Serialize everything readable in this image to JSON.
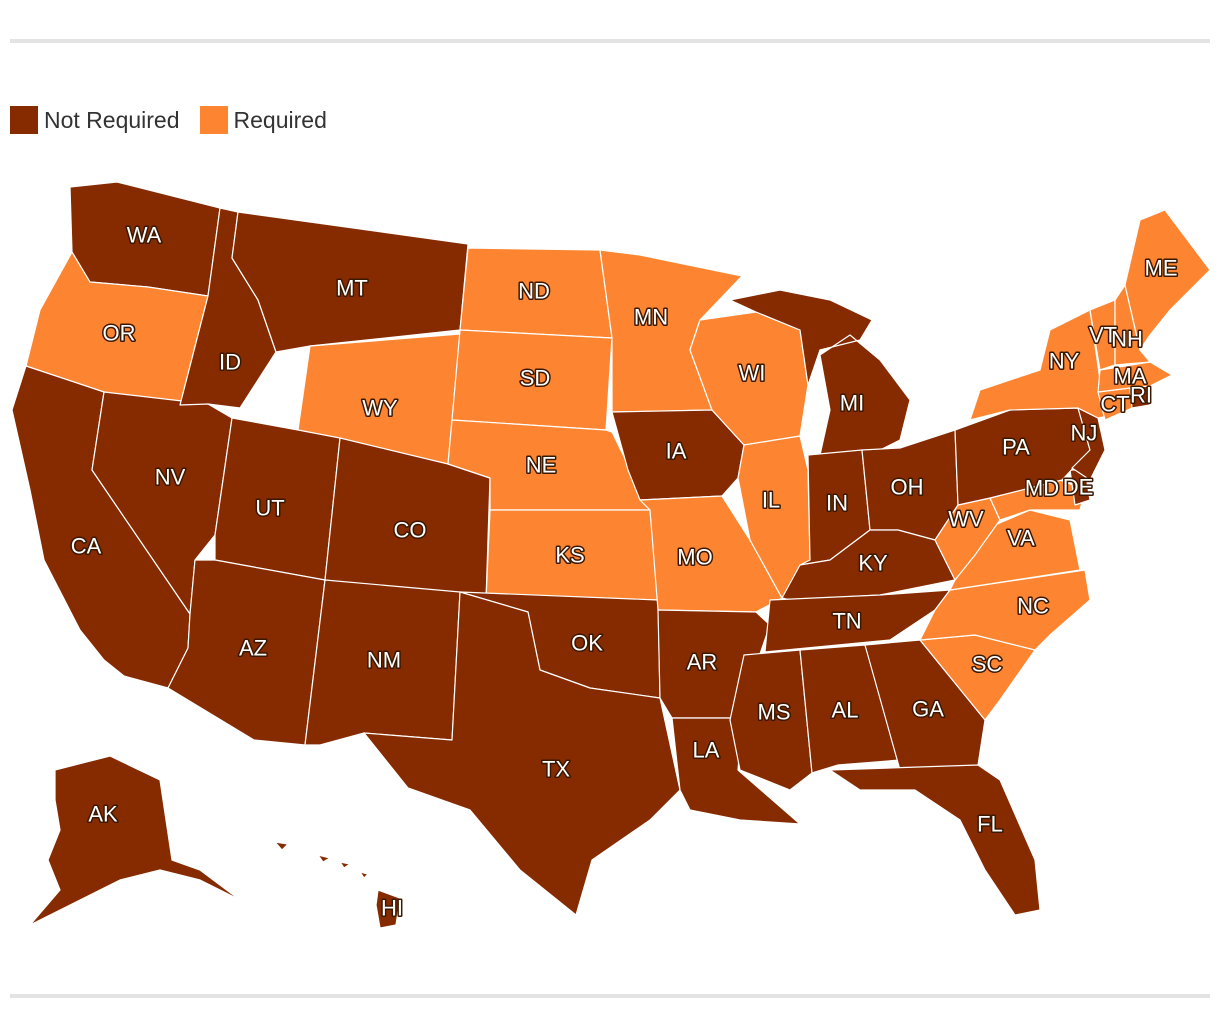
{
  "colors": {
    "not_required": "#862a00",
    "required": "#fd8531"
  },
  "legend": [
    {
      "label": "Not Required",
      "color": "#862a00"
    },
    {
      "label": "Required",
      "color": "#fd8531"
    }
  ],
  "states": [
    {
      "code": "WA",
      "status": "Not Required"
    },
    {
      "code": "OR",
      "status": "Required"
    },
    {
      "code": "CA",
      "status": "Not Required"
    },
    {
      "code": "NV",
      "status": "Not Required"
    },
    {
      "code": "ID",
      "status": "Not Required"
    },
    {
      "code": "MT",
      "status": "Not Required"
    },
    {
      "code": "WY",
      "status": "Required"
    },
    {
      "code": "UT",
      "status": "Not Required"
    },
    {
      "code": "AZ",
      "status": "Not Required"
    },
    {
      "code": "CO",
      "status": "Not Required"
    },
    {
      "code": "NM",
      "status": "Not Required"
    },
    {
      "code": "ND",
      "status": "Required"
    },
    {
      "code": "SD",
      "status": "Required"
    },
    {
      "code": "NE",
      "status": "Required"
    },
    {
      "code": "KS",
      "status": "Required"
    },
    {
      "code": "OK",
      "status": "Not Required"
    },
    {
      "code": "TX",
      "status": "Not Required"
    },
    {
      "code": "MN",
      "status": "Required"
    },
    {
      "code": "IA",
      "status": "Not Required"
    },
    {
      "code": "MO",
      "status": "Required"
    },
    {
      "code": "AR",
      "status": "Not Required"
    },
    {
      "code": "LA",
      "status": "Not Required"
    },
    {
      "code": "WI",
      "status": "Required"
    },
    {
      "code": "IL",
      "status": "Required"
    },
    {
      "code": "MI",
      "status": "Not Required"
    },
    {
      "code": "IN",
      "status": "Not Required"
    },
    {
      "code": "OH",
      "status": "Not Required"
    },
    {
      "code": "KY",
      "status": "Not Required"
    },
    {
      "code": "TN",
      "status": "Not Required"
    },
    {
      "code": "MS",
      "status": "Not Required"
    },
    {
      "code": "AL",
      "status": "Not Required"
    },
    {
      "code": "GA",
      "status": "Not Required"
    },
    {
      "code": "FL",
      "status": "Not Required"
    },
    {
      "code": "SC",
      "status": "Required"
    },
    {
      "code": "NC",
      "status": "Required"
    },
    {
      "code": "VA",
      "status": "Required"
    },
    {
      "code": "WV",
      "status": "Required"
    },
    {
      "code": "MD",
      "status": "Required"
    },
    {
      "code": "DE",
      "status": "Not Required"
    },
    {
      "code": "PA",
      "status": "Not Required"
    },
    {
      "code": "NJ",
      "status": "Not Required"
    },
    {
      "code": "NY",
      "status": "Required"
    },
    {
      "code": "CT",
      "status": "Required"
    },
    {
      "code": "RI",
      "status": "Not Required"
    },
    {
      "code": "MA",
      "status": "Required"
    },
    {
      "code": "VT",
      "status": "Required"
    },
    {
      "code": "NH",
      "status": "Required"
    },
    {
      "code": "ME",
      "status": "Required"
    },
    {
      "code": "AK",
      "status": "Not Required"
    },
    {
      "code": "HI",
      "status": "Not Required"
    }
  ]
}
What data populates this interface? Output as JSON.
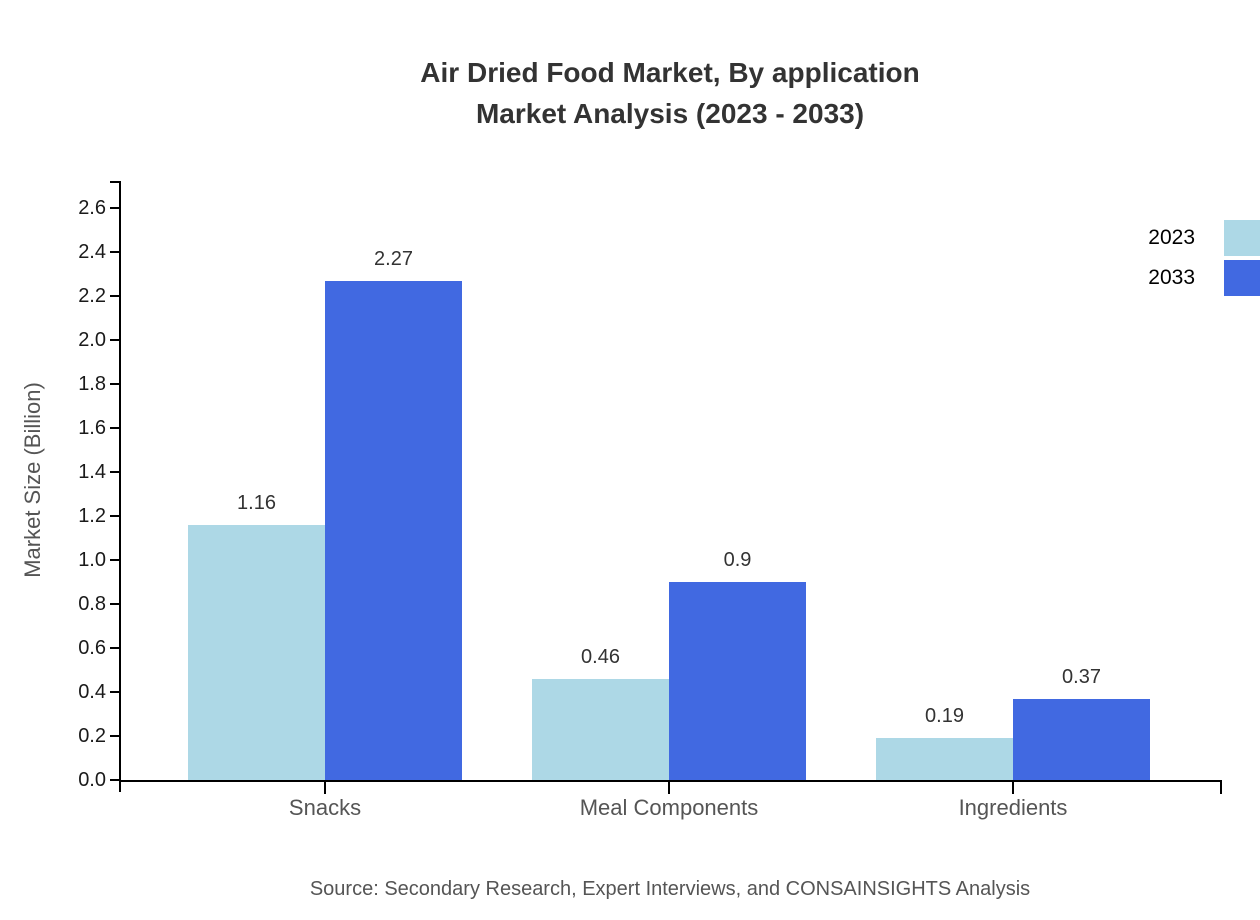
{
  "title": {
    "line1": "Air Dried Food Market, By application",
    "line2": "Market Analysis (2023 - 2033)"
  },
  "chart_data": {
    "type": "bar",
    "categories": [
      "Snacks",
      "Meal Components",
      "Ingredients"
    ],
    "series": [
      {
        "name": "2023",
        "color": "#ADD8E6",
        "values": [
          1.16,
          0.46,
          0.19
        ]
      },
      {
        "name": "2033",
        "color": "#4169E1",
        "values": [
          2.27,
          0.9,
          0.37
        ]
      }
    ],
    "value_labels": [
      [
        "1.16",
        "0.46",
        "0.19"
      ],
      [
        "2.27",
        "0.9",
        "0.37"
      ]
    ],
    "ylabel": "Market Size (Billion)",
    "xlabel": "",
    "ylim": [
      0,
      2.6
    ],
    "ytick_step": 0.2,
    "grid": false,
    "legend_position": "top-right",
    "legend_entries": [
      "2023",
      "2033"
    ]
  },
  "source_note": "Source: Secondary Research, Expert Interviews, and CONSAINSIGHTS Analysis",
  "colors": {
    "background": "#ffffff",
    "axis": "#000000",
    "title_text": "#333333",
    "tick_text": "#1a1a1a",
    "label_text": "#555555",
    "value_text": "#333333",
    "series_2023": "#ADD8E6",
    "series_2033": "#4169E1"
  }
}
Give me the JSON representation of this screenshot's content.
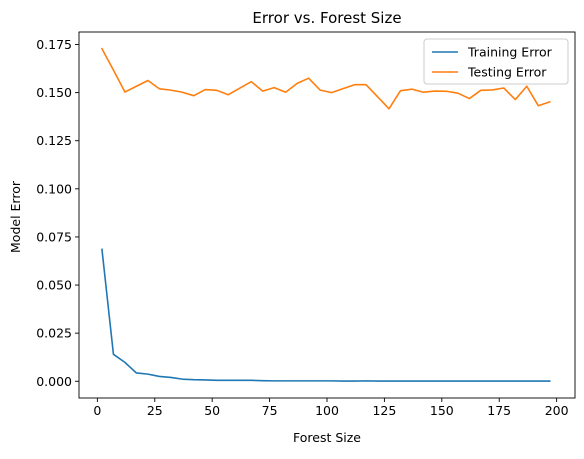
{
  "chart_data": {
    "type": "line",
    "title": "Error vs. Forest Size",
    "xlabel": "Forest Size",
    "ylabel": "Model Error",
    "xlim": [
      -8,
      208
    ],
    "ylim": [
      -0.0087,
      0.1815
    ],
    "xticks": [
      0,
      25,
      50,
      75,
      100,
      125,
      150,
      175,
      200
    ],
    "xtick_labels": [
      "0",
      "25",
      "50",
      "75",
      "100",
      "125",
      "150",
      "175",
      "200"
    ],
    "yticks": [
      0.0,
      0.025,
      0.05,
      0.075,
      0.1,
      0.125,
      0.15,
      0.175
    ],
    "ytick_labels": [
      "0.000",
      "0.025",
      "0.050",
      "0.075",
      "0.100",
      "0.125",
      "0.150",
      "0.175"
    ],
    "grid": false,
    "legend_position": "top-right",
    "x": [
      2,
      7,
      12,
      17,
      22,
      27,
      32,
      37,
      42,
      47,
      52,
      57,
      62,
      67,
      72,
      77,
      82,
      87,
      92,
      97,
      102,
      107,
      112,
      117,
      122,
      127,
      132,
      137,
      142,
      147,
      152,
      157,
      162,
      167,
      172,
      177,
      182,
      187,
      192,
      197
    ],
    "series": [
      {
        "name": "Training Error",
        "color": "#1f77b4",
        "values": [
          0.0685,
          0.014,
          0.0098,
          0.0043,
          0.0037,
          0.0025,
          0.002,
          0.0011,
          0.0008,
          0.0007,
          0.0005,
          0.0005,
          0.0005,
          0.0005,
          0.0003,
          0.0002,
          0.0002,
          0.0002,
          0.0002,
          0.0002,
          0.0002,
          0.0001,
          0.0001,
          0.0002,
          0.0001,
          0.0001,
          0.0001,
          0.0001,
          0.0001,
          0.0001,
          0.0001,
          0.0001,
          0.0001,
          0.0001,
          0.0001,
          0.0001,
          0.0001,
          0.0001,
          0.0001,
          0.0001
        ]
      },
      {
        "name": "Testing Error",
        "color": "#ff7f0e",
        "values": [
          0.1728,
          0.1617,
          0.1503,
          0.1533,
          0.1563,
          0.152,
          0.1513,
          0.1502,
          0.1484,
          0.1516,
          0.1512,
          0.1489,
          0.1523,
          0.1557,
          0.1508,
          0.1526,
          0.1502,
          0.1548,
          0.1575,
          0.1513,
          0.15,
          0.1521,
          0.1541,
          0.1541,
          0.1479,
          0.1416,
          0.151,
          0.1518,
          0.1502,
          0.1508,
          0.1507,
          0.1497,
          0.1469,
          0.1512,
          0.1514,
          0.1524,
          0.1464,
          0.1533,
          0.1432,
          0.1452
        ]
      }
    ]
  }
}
* * * *
* [Your instructions]
Within the material above, find the lines that contain the word "this"; copy them.

* [Correct result]
Serialize everything readable in this image to JSON.
What data populates this interface? Output as JSON.
Give me the JSON representation of this screenshot's content.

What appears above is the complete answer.